* **Exercise**: Filter the listing below, copying every line in which the word "name" appears.

* **Dataset extract**:
_____

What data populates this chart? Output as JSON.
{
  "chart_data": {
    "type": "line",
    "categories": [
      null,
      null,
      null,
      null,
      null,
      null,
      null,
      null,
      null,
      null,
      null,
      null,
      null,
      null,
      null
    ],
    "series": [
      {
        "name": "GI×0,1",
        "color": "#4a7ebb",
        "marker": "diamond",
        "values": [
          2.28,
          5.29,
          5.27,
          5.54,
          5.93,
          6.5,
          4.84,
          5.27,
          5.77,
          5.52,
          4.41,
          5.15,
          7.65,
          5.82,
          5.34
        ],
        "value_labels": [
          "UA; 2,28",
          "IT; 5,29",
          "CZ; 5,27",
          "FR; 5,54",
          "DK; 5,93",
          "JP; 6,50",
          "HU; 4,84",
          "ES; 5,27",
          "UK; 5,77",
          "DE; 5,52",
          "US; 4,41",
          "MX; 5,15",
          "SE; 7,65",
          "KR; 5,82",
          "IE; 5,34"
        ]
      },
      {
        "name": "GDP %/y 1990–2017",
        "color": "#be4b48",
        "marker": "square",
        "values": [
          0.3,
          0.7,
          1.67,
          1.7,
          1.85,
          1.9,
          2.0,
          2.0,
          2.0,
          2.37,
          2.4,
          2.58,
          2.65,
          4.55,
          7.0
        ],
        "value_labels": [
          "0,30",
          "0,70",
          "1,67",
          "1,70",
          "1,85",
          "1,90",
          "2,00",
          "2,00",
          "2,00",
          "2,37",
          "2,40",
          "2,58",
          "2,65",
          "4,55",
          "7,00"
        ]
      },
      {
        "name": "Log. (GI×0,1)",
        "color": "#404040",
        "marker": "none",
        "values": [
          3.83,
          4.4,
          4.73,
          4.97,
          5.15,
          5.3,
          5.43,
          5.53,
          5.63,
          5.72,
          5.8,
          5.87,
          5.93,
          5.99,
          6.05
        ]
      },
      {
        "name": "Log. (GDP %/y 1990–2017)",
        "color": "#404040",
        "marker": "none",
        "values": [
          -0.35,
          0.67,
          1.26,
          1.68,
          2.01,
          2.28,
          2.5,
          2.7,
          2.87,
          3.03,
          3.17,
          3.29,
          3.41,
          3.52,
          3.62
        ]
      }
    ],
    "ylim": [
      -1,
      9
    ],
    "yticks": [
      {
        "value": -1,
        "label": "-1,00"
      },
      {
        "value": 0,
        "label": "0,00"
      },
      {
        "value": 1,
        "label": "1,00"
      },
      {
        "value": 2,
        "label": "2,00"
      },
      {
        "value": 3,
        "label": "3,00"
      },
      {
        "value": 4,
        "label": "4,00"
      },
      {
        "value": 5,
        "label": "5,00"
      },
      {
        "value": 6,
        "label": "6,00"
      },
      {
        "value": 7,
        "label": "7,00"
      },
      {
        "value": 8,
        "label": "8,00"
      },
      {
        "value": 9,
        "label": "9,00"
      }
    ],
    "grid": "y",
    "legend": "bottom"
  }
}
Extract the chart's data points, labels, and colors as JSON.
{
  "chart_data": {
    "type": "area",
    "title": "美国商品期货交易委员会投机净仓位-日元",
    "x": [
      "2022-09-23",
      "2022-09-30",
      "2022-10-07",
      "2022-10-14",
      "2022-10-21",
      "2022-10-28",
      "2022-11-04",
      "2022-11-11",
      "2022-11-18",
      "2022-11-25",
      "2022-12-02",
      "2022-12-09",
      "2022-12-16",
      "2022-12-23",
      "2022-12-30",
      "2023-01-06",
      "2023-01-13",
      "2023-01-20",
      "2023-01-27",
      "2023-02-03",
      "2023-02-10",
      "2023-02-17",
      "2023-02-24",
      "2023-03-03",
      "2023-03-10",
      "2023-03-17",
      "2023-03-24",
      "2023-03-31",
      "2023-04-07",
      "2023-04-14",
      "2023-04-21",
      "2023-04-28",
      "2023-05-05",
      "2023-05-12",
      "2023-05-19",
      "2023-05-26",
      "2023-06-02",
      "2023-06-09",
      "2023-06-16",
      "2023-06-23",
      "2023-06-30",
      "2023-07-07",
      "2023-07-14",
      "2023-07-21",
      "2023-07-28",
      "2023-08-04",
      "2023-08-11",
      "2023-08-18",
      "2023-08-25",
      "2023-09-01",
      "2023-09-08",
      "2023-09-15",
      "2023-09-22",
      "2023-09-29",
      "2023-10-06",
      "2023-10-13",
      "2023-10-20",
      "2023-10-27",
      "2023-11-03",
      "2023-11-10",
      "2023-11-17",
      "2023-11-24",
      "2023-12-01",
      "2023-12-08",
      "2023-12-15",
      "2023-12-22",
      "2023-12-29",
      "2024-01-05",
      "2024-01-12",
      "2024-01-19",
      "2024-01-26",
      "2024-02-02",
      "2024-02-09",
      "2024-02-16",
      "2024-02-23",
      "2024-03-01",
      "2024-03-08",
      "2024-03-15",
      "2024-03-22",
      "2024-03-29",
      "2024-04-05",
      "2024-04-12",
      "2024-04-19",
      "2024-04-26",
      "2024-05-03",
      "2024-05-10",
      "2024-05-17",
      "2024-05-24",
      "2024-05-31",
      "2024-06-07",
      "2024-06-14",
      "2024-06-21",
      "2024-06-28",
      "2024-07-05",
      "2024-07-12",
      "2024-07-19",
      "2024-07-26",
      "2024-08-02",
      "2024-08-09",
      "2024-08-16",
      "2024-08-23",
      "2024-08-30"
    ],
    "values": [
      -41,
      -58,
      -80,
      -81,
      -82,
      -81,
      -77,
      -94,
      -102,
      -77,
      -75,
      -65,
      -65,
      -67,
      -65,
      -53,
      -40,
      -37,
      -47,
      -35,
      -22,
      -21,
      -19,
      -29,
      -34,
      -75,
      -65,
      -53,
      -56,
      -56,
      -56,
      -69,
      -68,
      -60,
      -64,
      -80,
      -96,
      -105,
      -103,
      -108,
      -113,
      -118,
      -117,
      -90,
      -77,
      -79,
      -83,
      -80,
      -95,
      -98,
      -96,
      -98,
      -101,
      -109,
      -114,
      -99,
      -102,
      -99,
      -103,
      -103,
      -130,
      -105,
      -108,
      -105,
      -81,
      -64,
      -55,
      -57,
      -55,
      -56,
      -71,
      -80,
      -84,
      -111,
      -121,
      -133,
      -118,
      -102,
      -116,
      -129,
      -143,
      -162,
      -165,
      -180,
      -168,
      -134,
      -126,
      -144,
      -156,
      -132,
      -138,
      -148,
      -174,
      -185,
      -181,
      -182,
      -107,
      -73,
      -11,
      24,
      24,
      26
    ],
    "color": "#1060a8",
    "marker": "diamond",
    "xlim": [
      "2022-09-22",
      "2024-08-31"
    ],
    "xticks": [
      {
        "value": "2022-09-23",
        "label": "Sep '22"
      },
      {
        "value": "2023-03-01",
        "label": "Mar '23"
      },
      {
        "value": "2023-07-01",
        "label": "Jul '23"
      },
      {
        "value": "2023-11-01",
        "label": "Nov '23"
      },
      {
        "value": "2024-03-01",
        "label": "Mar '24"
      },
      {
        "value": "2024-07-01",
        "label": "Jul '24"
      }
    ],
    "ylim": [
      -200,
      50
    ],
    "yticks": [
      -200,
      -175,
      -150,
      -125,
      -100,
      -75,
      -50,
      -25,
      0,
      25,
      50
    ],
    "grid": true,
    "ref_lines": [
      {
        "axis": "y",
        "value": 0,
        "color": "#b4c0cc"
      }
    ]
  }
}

_____

* **The response**:
        "name": "GI×0,1",
        "name": "GDP %/y 1990–2017",
        "name": "Log. (GI×0,1)",
        "name": "Log. (GDP %/y 1990–2017)",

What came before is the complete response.